AIM OF THE EXERCISE: In the entries below, find every line holding the string "Force" and collect it.

PROVIDED RECORDS:
━━━━━━━━

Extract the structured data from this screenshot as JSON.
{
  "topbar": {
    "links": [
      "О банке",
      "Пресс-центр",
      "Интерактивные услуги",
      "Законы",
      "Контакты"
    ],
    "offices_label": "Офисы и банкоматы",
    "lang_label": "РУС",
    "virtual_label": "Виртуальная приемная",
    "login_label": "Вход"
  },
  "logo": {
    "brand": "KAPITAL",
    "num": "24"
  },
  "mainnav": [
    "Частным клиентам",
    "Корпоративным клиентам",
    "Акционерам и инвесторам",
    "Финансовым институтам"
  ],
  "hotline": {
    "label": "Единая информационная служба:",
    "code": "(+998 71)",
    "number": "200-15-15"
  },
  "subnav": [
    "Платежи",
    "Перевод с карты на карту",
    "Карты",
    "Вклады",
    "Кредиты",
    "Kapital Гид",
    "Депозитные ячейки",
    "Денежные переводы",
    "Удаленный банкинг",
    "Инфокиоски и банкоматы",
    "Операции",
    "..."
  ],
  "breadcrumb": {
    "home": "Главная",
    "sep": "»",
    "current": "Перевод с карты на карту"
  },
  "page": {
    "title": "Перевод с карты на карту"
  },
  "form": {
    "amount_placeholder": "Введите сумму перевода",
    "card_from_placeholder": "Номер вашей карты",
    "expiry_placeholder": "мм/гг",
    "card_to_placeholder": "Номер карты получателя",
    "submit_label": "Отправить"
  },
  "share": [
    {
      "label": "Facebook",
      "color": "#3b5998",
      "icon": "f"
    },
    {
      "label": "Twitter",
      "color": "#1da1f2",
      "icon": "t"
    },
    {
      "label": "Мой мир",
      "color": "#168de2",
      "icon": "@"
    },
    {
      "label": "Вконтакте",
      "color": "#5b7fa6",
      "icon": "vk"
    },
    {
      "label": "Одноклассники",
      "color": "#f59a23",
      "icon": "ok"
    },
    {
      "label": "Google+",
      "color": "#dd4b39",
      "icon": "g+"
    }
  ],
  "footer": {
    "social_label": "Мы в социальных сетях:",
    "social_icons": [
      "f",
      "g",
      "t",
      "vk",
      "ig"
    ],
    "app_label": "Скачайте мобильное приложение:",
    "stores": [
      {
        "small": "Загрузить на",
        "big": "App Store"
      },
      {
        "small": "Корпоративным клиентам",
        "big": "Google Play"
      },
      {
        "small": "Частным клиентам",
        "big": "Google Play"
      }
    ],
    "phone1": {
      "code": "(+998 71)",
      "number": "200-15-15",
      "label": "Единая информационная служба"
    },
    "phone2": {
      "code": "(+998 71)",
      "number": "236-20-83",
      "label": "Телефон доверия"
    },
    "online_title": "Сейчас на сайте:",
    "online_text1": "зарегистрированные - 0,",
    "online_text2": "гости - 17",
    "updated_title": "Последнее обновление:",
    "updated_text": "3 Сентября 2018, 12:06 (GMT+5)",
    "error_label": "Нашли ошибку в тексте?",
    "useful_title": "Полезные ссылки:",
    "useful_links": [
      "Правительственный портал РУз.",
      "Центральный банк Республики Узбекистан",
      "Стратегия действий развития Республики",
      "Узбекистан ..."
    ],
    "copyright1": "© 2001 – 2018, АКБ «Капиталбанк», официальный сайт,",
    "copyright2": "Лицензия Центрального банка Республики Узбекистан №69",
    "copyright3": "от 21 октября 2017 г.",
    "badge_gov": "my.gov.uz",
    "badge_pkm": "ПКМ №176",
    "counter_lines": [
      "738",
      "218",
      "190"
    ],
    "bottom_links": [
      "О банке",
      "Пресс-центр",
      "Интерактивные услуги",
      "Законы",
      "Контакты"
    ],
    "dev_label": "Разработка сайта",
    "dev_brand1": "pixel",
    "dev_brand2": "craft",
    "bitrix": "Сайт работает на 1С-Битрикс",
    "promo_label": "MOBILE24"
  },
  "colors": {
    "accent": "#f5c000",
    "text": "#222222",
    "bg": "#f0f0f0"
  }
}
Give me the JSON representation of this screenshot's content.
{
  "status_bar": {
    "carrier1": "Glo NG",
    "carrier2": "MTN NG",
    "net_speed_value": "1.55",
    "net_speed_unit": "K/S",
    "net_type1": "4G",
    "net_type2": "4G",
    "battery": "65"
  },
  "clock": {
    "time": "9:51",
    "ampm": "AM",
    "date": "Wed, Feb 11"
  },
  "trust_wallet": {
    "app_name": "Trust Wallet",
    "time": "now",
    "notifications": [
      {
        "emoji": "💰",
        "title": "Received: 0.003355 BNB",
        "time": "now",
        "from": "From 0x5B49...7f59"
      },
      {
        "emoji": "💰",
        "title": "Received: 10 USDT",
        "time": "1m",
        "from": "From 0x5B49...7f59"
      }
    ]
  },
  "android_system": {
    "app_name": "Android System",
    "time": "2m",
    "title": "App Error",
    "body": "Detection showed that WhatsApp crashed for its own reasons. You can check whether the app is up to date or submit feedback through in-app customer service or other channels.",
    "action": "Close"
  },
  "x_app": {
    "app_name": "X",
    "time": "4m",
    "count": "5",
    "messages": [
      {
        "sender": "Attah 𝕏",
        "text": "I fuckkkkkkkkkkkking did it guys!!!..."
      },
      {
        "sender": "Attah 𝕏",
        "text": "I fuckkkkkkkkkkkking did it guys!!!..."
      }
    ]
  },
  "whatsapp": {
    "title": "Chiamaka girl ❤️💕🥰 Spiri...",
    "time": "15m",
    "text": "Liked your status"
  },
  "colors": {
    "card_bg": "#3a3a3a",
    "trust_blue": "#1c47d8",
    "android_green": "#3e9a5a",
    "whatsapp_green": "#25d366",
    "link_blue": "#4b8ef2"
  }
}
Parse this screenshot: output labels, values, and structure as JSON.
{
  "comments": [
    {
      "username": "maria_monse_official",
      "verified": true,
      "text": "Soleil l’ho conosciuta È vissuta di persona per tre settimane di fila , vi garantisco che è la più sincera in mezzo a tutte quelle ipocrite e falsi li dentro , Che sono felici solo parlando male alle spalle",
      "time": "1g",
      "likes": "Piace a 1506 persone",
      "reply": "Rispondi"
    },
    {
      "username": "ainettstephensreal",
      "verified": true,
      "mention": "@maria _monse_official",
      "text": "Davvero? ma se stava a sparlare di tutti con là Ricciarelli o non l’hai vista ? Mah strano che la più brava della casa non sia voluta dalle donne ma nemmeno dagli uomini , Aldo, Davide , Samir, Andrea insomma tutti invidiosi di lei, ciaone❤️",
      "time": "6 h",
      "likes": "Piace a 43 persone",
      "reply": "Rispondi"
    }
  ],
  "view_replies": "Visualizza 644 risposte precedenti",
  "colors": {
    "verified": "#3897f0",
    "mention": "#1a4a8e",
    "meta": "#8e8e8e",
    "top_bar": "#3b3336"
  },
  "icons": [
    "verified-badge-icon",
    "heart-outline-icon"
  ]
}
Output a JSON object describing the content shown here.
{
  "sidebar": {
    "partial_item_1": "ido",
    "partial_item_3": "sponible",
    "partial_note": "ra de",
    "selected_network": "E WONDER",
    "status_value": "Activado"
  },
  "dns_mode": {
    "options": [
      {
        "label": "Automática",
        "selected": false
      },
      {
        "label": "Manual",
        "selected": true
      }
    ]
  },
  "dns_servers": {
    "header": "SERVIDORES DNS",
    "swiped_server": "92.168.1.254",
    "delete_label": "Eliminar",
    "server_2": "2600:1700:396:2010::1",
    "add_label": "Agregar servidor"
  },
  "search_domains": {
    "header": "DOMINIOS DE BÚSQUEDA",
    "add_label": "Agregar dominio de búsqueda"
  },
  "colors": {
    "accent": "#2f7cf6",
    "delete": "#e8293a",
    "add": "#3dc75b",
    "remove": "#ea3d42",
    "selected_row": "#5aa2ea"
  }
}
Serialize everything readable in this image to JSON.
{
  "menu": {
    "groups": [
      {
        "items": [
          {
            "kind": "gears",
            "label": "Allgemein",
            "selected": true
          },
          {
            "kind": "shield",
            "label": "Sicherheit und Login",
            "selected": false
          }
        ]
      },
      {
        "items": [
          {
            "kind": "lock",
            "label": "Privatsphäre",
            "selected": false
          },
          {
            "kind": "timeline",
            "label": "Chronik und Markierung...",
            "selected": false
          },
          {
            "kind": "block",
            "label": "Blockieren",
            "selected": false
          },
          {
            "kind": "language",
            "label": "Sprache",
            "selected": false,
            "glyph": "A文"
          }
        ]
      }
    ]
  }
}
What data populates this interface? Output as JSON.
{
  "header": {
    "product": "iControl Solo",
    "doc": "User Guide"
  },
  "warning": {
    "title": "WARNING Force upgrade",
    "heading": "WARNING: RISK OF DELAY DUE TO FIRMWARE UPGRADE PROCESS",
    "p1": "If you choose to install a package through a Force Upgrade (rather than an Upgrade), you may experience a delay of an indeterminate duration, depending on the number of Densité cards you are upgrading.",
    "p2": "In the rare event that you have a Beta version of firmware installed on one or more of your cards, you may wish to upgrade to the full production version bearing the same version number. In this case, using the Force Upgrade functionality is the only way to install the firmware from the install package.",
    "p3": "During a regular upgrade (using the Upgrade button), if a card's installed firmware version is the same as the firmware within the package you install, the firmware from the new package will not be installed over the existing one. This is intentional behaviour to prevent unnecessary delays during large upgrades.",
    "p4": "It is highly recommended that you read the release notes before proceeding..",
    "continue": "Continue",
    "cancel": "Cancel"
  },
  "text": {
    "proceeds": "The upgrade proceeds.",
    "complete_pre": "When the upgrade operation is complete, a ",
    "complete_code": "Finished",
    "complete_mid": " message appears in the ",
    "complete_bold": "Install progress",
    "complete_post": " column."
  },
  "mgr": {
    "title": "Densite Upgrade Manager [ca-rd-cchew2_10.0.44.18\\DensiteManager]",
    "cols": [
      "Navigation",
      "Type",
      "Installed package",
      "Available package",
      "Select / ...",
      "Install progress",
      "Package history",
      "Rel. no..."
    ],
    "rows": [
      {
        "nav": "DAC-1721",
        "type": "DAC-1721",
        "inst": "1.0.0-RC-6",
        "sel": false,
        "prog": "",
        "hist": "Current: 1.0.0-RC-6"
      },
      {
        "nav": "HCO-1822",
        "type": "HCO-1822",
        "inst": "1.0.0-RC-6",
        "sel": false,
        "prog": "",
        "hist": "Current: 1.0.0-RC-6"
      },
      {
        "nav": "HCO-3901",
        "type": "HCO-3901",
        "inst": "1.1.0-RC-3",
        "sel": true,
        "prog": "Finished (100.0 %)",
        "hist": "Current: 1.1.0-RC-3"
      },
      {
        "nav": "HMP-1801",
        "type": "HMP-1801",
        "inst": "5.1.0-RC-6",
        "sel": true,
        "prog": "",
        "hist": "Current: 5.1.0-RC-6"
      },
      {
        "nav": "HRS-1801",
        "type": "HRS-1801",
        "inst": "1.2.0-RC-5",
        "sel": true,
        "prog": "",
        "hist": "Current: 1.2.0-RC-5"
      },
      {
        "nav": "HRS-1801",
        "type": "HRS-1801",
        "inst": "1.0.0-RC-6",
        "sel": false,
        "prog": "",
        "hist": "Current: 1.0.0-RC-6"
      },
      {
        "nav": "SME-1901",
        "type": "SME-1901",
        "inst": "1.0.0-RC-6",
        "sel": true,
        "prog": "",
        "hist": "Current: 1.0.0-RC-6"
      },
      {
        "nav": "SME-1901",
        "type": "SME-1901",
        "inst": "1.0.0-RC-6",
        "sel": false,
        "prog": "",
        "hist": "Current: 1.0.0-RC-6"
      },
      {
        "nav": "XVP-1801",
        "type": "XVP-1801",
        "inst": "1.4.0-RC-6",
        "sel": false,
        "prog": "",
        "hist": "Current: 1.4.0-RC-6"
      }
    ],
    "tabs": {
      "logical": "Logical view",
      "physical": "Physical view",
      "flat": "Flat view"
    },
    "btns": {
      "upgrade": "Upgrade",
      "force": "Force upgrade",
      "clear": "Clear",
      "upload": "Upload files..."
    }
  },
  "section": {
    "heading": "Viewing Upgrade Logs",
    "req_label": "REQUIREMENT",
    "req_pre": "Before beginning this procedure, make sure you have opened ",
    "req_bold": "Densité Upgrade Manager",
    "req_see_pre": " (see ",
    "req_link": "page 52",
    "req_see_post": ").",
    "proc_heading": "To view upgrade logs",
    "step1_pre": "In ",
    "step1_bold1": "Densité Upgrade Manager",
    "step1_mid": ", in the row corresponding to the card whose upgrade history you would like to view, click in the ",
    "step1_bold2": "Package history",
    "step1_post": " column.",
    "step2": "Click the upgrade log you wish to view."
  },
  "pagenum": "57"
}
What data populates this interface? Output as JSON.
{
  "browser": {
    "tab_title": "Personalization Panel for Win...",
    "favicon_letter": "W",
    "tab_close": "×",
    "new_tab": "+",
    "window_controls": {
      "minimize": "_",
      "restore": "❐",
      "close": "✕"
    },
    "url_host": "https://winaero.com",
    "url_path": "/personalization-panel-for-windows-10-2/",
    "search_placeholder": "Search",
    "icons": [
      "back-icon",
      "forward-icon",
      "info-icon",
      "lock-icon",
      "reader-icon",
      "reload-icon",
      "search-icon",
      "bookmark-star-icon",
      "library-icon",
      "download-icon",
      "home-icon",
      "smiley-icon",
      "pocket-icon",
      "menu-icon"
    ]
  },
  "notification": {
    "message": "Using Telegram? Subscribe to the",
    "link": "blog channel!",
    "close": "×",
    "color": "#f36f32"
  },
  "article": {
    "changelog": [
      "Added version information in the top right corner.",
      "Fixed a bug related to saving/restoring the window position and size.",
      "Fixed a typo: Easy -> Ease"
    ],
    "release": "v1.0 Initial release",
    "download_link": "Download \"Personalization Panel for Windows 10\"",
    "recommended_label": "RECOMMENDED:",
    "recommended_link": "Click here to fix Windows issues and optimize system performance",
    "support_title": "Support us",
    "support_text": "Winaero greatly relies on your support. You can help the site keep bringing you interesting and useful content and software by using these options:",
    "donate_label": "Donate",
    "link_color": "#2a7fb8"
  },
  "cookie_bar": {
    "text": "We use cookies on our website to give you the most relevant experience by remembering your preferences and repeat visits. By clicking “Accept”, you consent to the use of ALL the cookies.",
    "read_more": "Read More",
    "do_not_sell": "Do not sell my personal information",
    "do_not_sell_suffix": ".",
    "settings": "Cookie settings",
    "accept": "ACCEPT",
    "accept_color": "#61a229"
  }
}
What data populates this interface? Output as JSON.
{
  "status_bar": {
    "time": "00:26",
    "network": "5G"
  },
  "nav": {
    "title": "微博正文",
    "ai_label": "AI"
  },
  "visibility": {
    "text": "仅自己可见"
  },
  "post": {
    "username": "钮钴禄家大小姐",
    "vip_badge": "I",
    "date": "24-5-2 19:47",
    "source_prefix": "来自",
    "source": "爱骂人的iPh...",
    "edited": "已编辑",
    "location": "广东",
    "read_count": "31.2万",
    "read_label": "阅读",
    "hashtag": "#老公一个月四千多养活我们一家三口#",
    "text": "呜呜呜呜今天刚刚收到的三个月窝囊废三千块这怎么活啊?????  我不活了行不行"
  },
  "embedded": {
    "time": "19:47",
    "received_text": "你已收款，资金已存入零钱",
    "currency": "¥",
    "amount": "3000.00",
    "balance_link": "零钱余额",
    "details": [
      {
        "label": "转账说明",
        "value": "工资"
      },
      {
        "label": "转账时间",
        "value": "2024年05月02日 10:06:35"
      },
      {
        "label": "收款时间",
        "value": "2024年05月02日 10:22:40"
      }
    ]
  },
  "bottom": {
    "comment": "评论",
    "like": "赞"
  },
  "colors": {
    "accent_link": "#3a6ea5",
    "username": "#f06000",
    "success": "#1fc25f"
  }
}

━━━━━━━━

ANSWER FOR THIS EXERCISE:
    "title": "WARNING Force upgrade",
    "p1": "If you choose to install a package through a Force Upgrade (rather than an Upgrade), you may experience a delay of an indeterminate duration, depending on the number of Densité cards you are upgrading.",
    "p2": "In the rare event that you have a Beta version of firmware installed on one or more of your cards, you may wish to upgrade to the full production version bearing the same version number. In this case, using the Force Upgrade functionality is the only way to install the firmware from the install package.",
      "force": "Force upgrade",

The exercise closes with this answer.